▶ PASSAGE GIVEN:
========================================================================

746 So. 2d 275 | La. Ct. App. | 1999
Brenda WILLIAMS, formerly Brenda Mayfield
v.
LIBERTY BANK & TRUST COMPANY, Alden McDonald and Calvin Kaufman.
Court of Appeal of Louisiana, Fourth Circuit.
*276 Joseph W. Thomas, New Orleans, Louisiana, Counsel for Plaintiff/Appellee.
Pamela W. Carter, LeBlanc, Miranda & Delaup, Metairie, Louisiana, Counsel for Defendants/Appellants.
Court composed of Judge MOON LANDRIEU, Judge MICHAEL E. KIRBY, Judge ROBERT A. KATZ.
KIRBY, Judge.
Defendant, Liberty Bank and Trust Company (Liberty Bank), appeals the trial court judgment granting plaintiff's motion for judgment notwithstanding the verdict (JNOV) and rendering judgment in favor of plaintiff, Brenda Williams, in the amount of $106,190.84, with interest from date of judicial demand plus costs.
Plaintiff filed suit against Liberty Bank and two of its officers, claiming that defendants were liable to her for the amounts listed on two checks issued to her by Allstate Insurance Company. These two checks, in the amounts of $96,080.14 and $10,113.70, were issued to plaintiff in settlement of a claim of past due child support owed to her late daughter by her late daughter's former husband. The $96,080.14 check was paid to the order of "Brenda Mayfield"[1] and the $10,113.70 check was paid to the order of "Brenda Mayfield as Administrator for the Estate of Tangie Thompson."

========================================================================

▶ EXTRACTED INFORMATION:
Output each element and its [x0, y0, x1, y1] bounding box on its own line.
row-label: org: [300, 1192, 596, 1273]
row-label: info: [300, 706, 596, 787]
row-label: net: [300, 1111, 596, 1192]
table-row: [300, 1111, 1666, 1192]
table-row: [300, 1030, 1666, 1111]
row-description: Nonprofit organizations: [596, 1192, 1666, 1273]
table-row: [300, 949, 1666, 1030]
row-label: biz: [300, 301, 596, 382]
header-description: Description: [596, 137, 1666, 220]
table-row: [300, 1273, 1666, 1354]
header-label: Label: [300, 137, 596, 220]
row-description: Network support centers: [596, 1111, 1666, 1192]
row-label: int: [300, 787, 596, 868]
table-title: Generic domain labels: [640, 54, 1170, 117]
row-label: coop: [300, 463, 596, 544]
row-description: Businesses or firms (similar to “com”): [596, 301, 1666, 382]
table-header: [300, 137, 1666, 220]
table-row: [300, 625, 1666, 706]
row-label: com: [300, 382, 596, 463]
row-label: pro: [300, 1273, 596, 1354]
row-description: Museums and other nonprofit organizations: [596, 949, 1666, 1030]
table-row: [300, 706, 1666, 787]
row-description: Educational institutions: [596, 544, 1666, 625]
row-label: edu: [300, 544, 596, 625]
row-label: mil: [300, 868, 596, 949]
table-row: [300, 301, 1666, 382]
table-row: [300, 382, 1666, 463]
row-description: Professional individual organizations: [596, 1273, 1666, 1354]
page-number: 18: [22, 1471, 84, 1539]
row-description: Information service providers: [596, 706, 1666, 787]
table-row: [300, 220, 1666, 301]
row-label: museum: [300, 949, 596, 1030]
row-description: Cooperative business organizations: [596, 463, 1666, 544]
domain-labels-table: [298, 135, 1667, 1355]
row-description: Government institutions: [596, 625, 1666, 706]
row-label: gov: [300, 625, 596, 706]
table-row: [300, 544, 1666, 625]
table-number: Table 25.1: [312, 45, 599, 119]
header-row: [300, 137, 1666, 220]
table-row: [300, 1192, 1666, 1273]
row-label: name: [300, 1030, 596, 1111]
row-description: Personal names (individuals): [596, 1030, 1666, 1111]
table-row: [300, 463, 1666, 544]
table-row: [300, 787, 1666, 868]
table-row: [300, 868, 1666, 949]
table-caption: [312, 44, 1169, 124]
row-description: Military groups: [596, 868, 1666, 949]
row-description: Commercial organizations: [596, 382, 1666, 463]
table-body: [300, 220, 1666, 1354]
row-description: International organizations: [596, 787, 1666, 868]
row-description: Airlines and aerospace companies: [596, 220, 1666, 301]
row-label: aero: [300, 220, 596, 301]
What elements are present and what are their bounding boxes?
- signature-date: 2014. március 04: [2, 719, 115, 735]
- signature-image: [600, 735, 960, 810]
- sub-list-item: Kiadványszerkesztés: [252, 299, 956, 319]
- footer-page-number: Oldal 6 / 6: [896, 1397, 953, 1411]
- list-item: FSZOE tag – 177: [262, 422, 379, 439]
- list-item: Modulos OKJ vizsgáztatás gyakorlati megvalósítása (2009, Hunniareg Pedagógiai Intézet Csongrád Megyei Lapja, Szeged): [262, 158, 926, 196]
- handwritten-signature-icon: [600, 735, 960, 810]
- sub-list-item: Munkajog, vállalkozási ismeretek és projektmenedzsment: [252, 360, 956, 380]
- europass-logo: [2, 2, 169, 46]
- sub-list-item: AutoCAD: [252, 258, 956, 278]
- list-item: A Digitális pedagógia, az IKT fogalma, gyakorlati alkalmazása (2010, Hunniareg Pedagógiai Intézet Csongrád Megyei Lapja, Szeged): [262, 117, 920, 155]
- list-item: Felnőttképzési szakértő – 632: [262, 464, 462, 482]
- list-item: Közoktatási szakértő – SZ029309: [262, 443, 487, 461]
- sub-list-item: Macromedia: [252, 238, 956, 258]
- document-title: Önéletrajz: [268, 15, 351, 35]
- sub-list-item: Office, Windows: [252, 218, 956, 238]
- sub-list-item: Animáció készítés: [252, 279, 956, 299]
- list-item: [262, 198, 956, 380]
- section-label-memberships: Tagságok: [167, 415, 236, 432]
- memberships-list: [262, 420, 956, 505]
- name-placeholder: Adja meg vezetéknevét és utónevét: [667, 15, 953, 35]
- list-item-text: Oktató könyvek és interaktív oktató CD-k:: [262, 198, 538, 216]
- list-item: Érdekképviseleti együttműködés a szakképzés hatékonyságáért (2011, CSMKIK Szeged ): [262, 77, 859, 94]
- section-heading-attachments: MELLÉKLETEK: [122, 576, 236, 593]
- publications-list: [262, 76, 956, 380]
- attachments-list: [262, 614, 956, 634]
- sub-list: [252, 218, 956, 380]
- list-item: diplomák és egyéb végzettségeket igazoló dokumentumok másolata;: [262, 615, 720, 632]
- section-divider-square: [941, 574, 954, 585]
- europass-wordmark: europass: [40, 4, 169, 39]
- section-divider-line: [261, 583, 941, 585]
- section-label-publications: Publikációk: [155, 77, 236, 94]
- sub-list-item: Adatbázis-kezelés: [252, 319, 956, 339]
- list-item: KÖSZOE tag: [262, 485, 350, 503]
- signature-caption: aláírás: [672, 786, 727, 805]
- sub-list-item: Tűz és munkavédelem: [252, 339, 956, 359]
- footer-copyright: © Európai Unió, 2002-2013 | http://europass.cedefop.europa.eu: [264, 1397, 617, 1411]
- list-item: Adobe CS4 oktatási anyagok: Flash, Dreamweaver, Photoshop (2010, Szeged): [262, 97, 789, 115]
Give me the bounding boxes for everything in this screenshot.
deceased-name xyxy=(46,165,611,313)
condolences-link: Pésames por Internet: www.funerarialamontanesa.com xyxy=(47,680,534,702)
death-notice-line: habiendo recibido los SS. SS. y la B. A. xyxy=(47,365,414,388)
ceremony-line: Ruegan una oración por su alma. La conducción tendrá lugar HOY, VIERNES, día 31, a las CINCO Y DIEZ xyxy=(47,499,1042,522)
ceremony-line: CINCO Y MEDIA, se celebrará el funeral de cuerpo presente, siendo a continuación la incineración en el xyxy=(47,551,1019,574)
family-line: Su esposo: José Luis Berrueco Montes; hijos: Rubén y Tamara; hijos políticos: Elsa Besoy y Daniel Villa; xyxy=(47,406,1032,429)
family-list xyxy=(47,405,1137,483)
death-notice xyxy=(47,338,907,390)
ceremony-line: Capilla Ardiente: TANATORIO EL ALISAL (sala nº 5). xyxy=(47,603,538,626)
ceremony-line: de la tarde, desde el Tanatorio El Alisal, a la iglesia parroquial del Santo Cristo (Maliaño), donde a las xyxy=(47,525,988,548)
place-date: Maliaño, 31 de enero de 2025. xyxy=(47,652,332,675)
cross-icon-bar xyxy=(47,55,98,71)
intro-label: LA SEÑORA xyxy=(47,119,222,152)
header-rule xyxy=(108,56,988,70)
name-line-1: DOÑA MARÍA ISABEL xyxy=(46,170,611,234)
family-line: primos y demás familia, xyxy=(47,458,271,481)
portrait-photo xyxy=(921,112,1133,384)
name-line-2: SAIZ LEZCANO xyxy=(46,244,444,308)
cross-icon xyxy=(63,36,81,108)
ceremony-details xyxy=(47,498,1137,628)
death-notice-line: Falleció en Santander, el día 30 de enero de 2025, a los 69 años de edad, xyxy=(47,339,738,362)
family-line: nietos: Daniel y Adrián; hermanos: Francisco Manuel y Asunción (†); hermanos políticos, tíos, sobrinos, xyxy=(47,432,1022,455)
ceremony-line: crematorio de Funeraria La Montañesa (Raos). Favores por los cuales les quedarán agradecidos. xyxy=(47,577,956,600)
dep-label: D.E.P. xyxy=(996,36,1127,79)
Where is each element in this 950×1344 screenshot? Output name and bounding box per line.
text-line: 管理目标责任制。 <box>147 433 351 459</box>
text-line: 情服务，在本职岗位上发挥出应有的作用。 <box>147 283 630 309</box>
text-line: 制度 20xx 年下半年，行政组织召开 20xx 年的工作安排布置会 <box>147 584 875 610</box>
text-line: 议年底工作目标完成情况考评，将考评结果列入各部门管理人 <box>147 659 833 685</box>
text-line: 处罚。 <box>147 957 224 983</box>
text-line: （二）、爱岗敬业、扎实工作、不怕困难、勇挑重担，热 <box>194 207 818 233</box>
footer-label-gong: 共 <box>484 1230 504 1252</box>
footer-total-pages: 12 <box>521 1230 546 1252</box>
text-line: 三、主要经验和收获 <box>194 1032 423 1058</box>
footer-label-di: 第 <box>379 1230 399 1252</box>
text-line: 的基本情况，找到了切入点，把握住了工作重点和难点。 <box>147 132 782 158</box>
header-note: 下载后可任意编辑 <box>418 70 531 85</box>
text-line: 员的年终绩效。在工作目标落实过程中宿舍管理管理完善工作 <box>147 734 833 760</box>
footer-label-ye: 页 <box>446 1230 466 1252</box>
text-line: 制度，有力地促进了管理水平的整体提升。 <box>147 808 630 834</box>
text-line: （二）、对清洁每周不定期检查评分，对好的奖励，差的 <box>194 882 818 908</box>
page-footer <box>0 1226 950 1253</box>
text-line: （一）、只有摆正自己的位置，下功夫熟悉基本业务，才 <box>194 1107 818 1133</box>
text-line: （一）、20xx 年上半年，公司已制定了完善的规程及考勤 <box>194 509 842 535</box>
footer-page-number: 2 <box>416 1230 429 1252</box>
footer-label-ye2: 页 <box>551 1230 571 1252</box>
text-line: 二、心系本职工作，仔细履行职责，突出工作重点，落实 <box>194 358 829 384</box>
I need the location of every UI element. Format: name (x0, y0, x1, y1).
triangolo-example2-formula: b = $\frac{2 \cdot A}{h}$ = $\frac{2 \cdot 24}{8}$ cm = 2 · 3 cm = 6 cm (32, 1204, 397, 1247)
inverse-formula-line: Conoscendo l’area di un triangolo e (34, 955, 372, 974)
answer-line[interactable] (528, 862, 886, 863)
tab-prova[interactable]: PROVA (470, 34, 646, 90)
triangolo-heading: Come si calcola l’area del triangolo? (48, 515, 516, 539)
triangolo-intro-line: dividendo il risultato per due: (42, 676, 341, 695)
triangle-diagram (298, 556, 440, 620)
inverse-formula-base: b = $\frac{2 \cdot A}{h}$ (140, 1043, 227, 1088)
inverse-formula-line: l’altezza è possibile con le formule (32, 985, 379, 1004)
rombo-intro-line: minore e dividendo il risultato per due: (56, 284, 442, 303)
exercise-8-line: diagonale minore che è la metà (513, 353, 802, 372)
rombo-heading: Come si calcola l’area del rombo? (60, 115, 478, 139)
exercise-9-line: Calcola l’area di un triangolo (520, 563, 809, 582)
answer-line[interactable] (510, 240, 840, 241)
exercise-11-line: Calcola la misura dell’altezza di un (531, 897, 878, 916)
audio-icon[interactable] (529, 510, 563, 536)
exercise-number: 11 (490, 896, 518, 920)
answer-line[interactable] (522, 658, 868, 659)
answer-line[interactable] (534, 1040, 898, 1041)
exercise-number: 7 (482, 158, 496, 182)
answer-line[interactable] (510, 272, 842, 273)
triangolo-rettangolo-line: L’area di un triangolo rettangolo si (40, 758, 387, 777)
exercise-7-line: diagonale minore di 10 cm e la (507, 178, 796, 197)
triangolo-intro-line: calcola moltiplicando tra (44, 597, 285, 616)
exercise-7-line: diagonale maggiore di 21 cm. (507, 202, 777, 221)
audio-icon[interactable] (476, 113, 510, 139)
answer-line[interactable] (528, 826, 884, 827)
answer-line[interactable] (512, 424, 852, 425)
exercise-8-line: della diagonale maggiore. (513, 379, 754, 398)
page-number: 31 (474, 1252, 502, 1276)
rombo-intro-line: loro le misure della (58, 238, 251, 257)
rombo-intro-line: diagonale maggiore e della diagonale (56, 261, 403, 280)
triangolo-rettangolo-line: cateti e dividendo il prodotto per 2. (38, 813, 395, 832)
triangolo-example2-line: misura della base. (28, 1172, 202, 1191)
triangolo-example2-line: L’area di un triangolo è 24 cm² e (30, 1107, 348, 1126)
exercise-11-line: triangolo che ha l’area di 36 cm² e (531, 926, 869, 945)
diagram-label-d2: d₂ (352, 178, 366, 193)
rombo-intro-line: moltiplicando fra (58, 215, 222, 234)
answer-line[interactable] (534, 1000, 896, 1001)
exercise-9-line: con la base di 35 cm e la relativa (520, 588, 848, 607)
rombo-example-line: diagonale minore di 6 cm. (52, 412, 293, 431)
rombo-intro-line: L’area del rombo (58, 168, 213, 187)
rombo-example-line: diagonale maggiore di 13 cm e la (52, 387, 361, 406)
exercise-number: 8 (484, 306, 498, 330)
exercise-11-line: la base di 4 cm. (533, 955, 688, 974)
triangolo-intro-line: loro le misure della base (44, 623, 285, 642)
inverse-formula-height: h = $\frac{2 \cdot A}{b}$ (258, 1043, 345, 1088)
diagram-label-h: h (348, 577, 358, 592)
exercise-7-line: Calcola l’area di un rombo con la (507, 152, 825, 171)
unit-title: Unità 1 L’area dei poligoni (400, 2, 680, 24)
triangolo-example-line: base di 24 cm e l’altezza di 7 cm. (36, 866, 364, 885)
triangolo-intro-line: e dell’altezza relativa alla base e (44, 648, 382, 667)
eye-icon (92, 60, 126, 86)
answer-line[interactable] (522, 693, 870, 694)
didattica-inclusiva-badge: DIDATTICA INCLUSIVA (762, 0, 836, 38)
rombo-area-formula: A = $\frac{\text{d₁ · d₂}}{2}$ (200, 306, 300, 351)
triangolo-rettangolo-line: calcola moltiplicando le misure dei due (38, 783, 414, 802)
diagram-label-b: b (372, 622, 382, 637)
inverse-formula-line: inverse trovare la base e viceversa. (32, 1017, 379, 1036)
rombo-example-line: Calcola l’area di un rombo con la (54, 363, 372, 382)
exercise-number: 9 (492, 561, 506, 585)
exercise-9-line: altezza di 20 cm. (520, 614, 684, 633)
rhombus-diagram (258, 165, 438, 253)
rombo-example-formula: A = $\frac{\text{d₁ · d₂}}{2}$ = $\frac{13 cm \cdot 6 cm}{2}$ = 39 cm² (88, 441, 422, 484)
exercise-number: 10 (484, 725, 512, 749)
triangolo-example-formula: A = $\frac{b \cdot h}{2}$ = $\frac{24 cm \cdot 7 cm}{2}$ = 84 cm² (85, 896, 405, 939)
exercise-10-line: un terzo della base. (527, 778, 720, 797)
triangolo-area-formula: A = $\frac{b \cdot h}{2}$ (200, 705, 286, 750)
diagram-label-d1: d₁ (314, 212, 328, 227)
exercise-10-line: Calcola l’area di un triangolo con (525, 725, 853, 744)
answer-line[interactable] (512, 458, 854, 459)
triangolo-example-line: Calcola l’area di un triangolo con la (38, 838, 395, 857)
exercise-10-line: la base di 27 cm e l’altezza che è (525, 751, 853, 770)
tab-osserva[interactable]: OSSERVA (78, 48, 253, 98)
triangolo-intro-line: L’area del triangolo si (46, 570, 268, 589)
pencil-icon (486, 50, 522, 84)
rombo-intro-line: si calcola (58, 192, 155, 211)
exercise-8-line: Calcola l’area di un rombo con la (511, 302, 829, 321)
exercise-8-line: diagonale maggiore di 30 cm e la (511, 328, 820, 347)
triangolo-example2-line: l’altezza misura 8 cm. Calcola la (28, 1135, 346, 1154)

========================================================================

▶ DIRECTIONS: Resume the Louisiana appellate opinion in Williams v. Liberty Bank & Trust Company, writing on from the sentence it ends with.

▶ TASK RESPONSE:
*277 Plaintiffs nephew, Blake Williams, acted as attorney for the succession of Tangie Thompson. The Allstate checks, payable to plaintiff only, were mailed to Blake Williams' office. It is undisputed that on the back of these two checks, Blake Williams signed plaintiffs name and wrote "For deposit only" underneath her name. No other handwritten words or numbers appear on the back of these checks. The checks were deposited into Blake Williams' client trust account at Liberty Bank on April 28, 1995. Plaintiff claims that Blake Williams' signing of her name to the backs of the checks was unauthorized and constituted forgery. Liberty Bank's position is that plaintiff authorized Blake Williams to endorse her name on the back of the checks. According to the bank, Blake Williams was required to deposit these funds into his client trust account at Liberty Bank. At the time these checks were deposited by Blake Williams, plaintiff did not have an account at Liberty Bank.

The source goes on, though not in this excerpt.